WHAT TO DO -> Note each line that includes the word "label". Copy those lines.

DATA SHOWN ->
----------------------------------------
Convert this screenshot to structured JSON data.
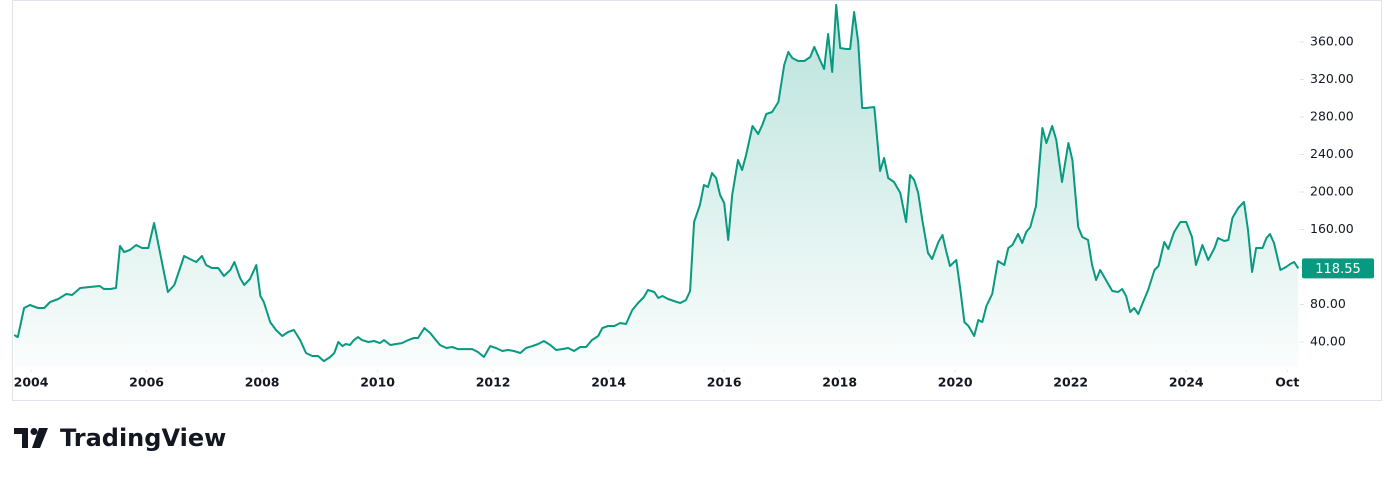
{
  "chart_data": {
    "type": "area",
    "x": [
      2003.71,
      2003.77,
      2003.88,
      2003.98,
      2004.12,
      2004.23,
      2004.33,
      2004.47,
      2004.61,
      2004.71,
      2004.85,
      2005.02,
      2005.19,
      2005.26,
      2005.37,
      2005.47,
      2005.54,
      2005.61,
      2005.71,
      2005.82,
      2005.92,
      2006.03,
      2006.13,
      2006.23,
      2006.37,
      2006.48,
      2006.58,
      2006.65,
      2006.75,
      2006.86,
      2006.96,
      2007.03,
      2007.13,
      2007.24,
      2007.34,
      2007.45,
      2007.52,
      2007.62,
      2007.69,
      2007.79,
      2007.9,
      2007.97,
      2008.03,
      2008.14,
      2008.24,
      2008.35,
      2008.45,
      2008.55,
      2008.66,
      2008.76,
      2008.87,
      2008.97,
      2009.07,
      2009.18,
      2009.25,
      2009.32,
      2009.39,
      2009.45,
      2009.52,
      2009.59,
      2009.66,
      2009.73,
      2009.84,
      2009.94,
      2010.04,
      2010.11,
      2010.22,
      2010.32,
      2010.42,
      2010.53,
      2010.63,
      2010.7,
      2010.81,
      2010.91,
      2011.01,
      2011.08,
      2011.19,
      2011.29,
      2011.39,
      2011.5,
      2011.64,
      2011.74,
      2011.84,
      2011.95,
      2012.05,
      2012.16,
      2012.26,
      2012.36,
      2012.47,
      2012.57,
      2012.68,
      2012.78,
      2012.88,
      2012.99,
      2013.09,
      2013.19,
      2013.3,
      2013.4,
      2013.51,
      2013.61,
      2013.71,
      2013.82,
      2013.89,
      2013.99,
      2014.1,
      2014.2,
      2014.3,
      2014.41,
      2014.51,
      2014.61,
      2014.68,
      2014.79,
      2014.86,
      2014.93,
      2015.03,
      2015.13,
      2015.24,
      2015.34,
      2015.41,
      2015.48,
      2015.58,
      2015.65,
      2015.72,
      2015.79,
      2015.86,
      2015.93,
      2016.0,
      2016.07,
      2016.14,
      2016.24,
      2016.31,
      2016.38,
      2016.49,
      2016.59,
      2016.66,
      2016.73,
      2016.83,
      2016.94,
      2017.04,
      2017.11,
      2017.18,
      2017.28,
      2017.39,
      2017.49,
      2017.56,
      2017.66,
      2017.73,
      2017.8,
      2017.87,
      2017.94,
      2018.01,
      2018.11,
      2018.18,
      2018.25,
      2018.32,
      2018.39,
      2018.46,
      2018.6,
      2018.7,
      2018.77,
      2018.84,
      2018.94,
      2019.05,
      2019.15,
      2019.22,
      2019.29,
      2019.36,
      2019.43,
      2019.53,
      2019.6,
      2019.71,
      2019.78,
      2019.84,
      2019.91,
      2020.02,
      2020.09,
      2020.16,
      2020.23,
      2020.33,
      2020.4,
      2020.47,
      2020.54,
      2020.64,
      2020.74,
      2020.85,
      2020.92,
      2020.99,
      2021.09,
      2021.16,
      2021.23,
      2021.3,
      2021.4,
      2021.51,
      2021.58,
      2021.68,
      2021.75,
      2021.85,
      2021.96,
      2022.03,
      2022.13,
      2022.2,
      2022.3,
      2022.37,
      2022.44,
      2022.51,
      2022.62,
      2022.72,
      2022.82,
      2022.89,
      2022.96,
      2023.03,
      2023.1,
      2023.17,
      2023.24,
      2023.34,
      2023.45,
      2023.52,
      2023.62,
      2023.69,
      2023.79,
      2023.9,
      2024.0,
      2024.1,
      2024.17,
      2024.28,
      2024.38,
      2024.49,
      2024.55,
      2024.66,
      2024.73,
      2024.8,
      2024.9,
      2025.0,
      2025.07,
      2025.14,
      2025.21,
      2025.32,
      2025.39,
      2025.45,
      2025.52,
      2025.63,
      2025.73,
      2025.8,
      2025.87,
      2025.94
    ],
    "values": [
      47.5,
      45.3,
      76.3,
      79.5,
      76.3,
      76.3,
      82.7,
      85.9,
      91.2,
      90.1,
      97.6,
      98.7,
      99.7,
      96.5,
      96.5,
      97.6,
      142.4,
      136,
      138.1,
      143.5,
      140.3,
      140.3,
      166.9,
      136,
      93.3,
      100.8,
      118.9,
      131.7,
      128.5,
      125.3,
      131.7,
      122.1,
      118.9,
      118.9,
      110.4,
      116.8,
      125.3,
      108.3,
      100.8,
      107.2,
      122.1,
      89.1,
      82.7,
      61.3,
      52.8,
      46.4,
      50.7,
      52.8,
      42.1,
      28.3,
      25.1,
      25.1,
      19.7,
      24,
      28.3,
      40,
      35.7,
      37.9,
      36.8,
      42.1,
      45.3,
      42.1,
      40,
      41.1,
      38.9,
      42.1,
      36.8,
      37.9,
      38.9,
      42.1,
      44.3,
      44.3,
      54.9,
      49.6,
      42.1,
      36.8,
      33.6,
      34.7,
      32.5,
      32.5,
      32.5,
      29.3,
      24,
      35.7,
      33.6,
      30.4,
      31.5,
      30.4,
      28.3,
      33.6,
      35.7,
      37.9,
      41.1,
      36.8,
      31.5,
      32.5,
      33.6,
      30.4,
      34.7,
      34.7,
      42.1,
      46.4,
      54.9,
      57.1,
      57.1,
      60.3,
      59.2,
      74.1,
      81.6,
      88,
      95.5,
      93.3,
      86.9,
      89.1,
      85.9,
      83.7,
      81.6,
      84.8,
      94.4,
      168,
      186.1,
      207.5,
      205.3,
      220.3,
      214.9,
      196.8,
      188.3,
      148.8,
      196.8,
      234.1,
      223.5,
      239.5,
      270.4,
      261.9,
      271.5,
      283.2,
      285.3,
      296,
      335.5,
      349.3,
      342.9,
      339.7,
      339.7,
      344,
      354.7,
      340.8,
      331.2,
      368.5,
      328,
      399.5,
      353.6,
      352.5,
      352.5,
      392,
      360,
      289.6,
      289.6,
      290.7,
      222.4,
      236.3,
      214.9,
      210.7,
      198.9,
      168,
      218.1,
      212.8,
      198.9,
      170.1,
      134.9,
      128.5,
      146.7,
      154.1,
      138.1,
      121.1,
      127.5,
      95.5,
      61.3,
      57.1,
      46.4,
      63.5,
      61.3,
      78.4,
      91.2,
      126.4,
      122.1,
      140.3,
      143.5,
      155.2,
      145.6,
      157.3,
      162.7,
      185.1,
      268.3,
      252.3,
      270.4,
      255.5,
      210.7,
      252.3,
      234.1,
      162.7,
      152,
      148.8,
      122.1,
      106.1,
      116.8,
      105.1,
      94.4,
      93.3,
      96.5,
      89.1,
      72,
      76.3,
      69.9,
      80.5,
      95.5,
      116.8,
      121.1,
      146.7,
      139.2,
      157.3,
      168,
      168,
      152,
      122.1,
      143.5,
      127.5,
      140.3,
      150.9,
      147.7,
      148.8,
      172.3,
      182.9,
      189.3,
      159.5,
      114.7,
      140.3,
      140.3,
      150.9,
      155.2,
      145.6,
      116.8,
      120,
      123.2,
      125.3,
      118.55
    ],
    "color": "#089981",
    "xlim": [
      2003.67,
      2025.97
    ],
    "xticks": [
      2004,
      2006,
      2008,
      2010,
      2012,
      2014,
      2016,
      2018,
      2020,
      2022,
      2024,
      {
        "value": 2025.75,
        "label": "Oct"
      }
    ],
    "ylim": [
      14,
      402
    ],
    "yticks": [
      {
        "value": 40,
        "label": "40.00"
      },
      {
        "value": 80,
        "label": "80.00"
      },
      {
        "value": 120,
        "label": "120.00"
      },
      {
        "value": 160,
        "label": "160.00"
      },
      {
        "value": 200,
        "label": "200.00"
      },
      {
        "value": 240,
        "label": "240.00"
      },
      {
        "value": 280,
        "label": "280.00"
      },
      {
        "value": 320,
        "label": "320.00"
      },
      {
        "value": 360,
        "label": "360.00"
      }
    ],
    "grid": false
  },
  "footer": {
    "brand": "TradingView"
  }
}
----------------------------------------
WORKED ANSWER ->
        "label": "Oct"
        "label": "40.00"
        "label": "80.00"
        "label": "120.00"
        "label": "160.00"
        "label": "200.00"
        "label": "240.00"
        "label": "280.00"
        "label": "320.00"
        "label": "360.00"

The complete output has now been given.